Source data:
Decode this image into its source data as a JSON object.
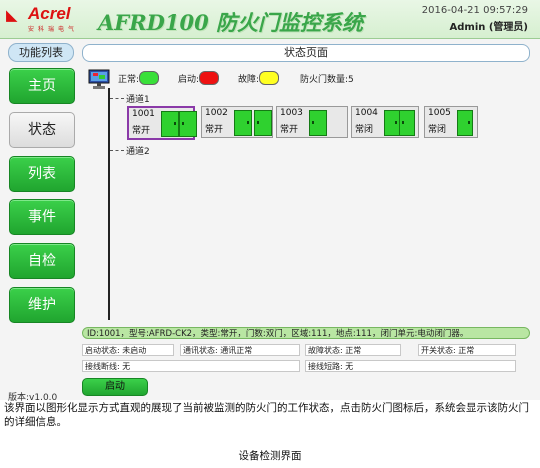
{
  "header": {
    "logo_text": "Acrel",
    "logo_sub": "安科瑞电气",
    "title": "AFRD100 防火门监控系统",
    "datetime": "2016-04-21 09:57:29",
    "user": "Admin (管理员)"
  },
  "sidebar": {
    "title": "功能列表",
    "items": [
      {
        "label": "主页"
      },
      {
        "label": "状态"
      },
      {
        "label": "列表"
      },
      {
        "label": "事件"
      },
      {
        "label": "自检"
      },
      {
        "label": "维护"
      }
    ],
    "active_item": "状态",
    "version": "版本:v1.0.0"
  },
  "page_title": "状态页面",
  "legend": {
    "normal": "正常:",
    "started": "启动:",
    "fault": "故障:",
    "door_count": "防火门数量:5",
    "colors": {
      "normal": "#39e039",
      "started": "#ee1111",
      "fault": "#ffff22"
    }
  },
  "channels": [
    {
      "label": "通道1"
    },
    {
      "label": "通道2"
    }
  ],
  "doors": [
    {
      "id": "1001",
      "status": "常开",
      "type": "double",
      "selected": true
    },
    {
      "id": "1002",
      "status": "常开",
      "type": "double",
      "selected": false
    },
    {
      "id": "1003",
      "status": "常开",
      "type": "single",
      "selected": false
    },
    {
      "id": "1004",
      "status": "常闭",
      "type": "double-closed",
      "selected": false
    },
    {
      "id": "1005",
      "status": "常闭",
      "type": "single-closed",
      "selected": false
    }
  ],
  "info_bar": "ID:1001，型号:AFRD-CK2，类型:常开，门数:双门，区域:111，地点:111，闭门单元:电动闭门器。",
  "details": {
    "start_state": "启动状态: 未启动",
    "comm_state": "通讯状态: 通讯正常",
    "fault_state": "故障状态: 正常",
    "switch_state": "开关状态: 正常",
    "line_break": "接线断线: 无",
    "line_short": "接线短路: 无"
  },
  "start_button": "启动",
  "caption": "该界面以图形化显示方式直观的展现了当前被监测的防火门的工作状态，点击防火门图标后，系统会显示该防火门的详细信息。",
  "figure_caption": "设备检测界面"
}
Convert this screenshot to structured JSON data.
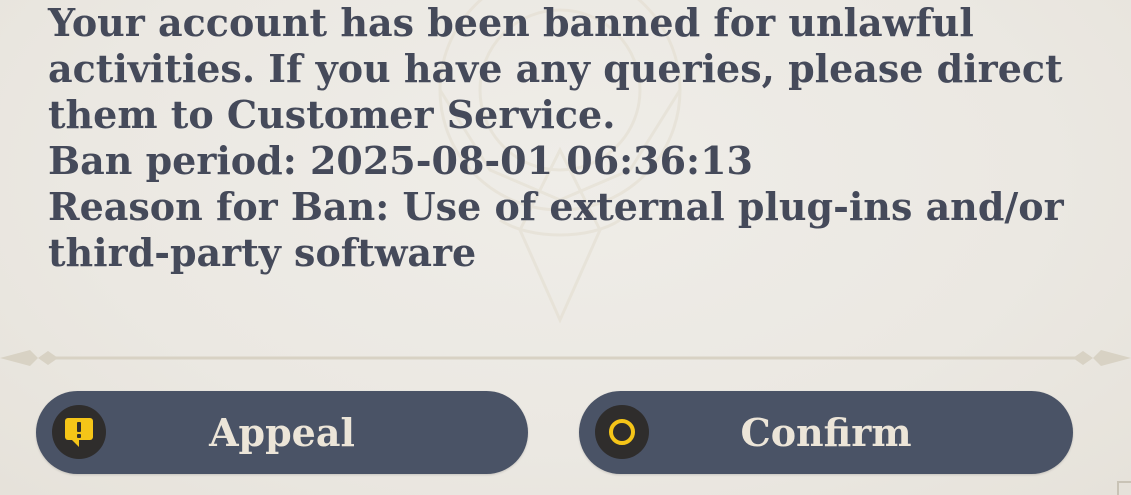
{
  "dialog": {
    "message_lines": [
      "Your account has been banned for unlawful",
      "activities. If you have any queries, please direct",
      "them to Customer Service.",
      "Ban period: 2025-08-01 06:36:13",
      "Reason for Ban: Use of external plug-ins and/or",
      "third-party software"
    ]
  },
  "buttons": {
    "appeal": {
      "label": "Appeal",
      "icon": "alert-icon"
    },
    "confirm": {
      "label": "Confirm",
      "icon": "circle-o-icon"
    }
  },
  "colors": {
    "background": "#ece9e3",
    "text": "#454a5a",
    "button_bg": "#4a5366",
    "button_text": "#ece5d8",
    "icon_bg": "#2f2d2c",
    "accent_yellow": "#f5c518"
  }
}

Task to complete: Write the full listing out again with every line unchanged, but include no pictures.

The completed task:
Decode this image into its source data as a JSON object.
{
  "header": {
    "logo_text": "Acrel",
    "logo_sub": "安科瑞电气",
    "title": "AFRD100 防火门监控系统",
    "datetime": "2016-04-21 09:57:29",
    "user": "Admin (管理员)"
  },
  "sidebar": {
    "title": "功能列表",
    "items": [
      {
        "label": "主页"
      },
      {
        "label": "状态"
      },
      {
        "label": "列表"
      },
      {
        "label": "事件"
      },
      {
        "label": "自检"
      },
      {
        "label": "维护"
      }
    ],
    "active_item": "状态",
    "version": "版本:v1.0.0"
  },
  "page_title": "状态页面",
  "legend": {
    "normal": "正常:",
    "started": "启动:",
    "fault": "故障:",
    "door_count": "防火门数量:5",
    "colors": {
      "normal": "#39e039",
      "started": "#ee1111",
      "fault": "#ffff22"
    }
  },
  "channels": [
    {
      "label": "通道1"
    },
    {
      "label": "通道2"
    }
  ],
  "doors": [
    {
      "id": "1001",
      "status": "常开",
      "type": "double",
      "selected": true
    },
    {
      "id": "1002",
      "status": "常开",
      "type": "double",
      "selected": false
    },
    {
      "id": "1003",
      "status": "常开",
      "type": "single",
      "selected": false
    },
    {
      "id": "1004",
      "status": "常闭",
      "type": "double-closed",
      "selected": false
    },
    {
      "id": "1005",
      "status": "常闭",
      "type": "single-closed",
      "selected": false
    }
  ],
  "info_bar": "ID:1001，型号:AFRD-CK2，类型:常开，门数:双门，区域:111，地点:111，闭门单元:电动闭门器。",
  "details": {
    "start_state": "启动状态: 未启动",
    "comm_state": "通讯状态: 通讯正常",
    "fault_state": "故障状态: 正常",
    "switch_state": "开关状态: 正常",
    "line_break": "接线断线: 无",
    "line_short": "接线短路: 无"
  },
  "start_button": "启动",
  "caption": "该界面以图形化显示方式直观的展现了当前被监测的防火门的工作状态，点击防火门图标后，系统会显示该防火门的详细信息。",
  "figure_caption": "设备检测界面"
}
Convert this screenshot to structured JSON data.
{
  "dialog": {
    "message_lines": [
      "Your account has been banned for unlawful",
      "activities. If you have any queries, please direct",
      "them to Customer Service.",
      "Ban period: 2025-08-01 06:36:13",
      "Reason for Ban: Use of external plug-ins and/or",
      "third-party software"
    ]
  },
  "buttons": {
    "appeal": {
      "label": "Appeal",
      "icon": "alert-icon"
    },
    "confirm": {
      "label": "Confirm",
      "icon": "circle-o-icon"
    }
  },
  "colors": {
    "background": "#ece9e3",
    "text": "#454a5a",
    "button_bg": "#4a5366",
    "button_text": "#ece5d8",
    "icon_bg": "#2f2d2c",
    "accent_yellow": "#f5c518"
  }
}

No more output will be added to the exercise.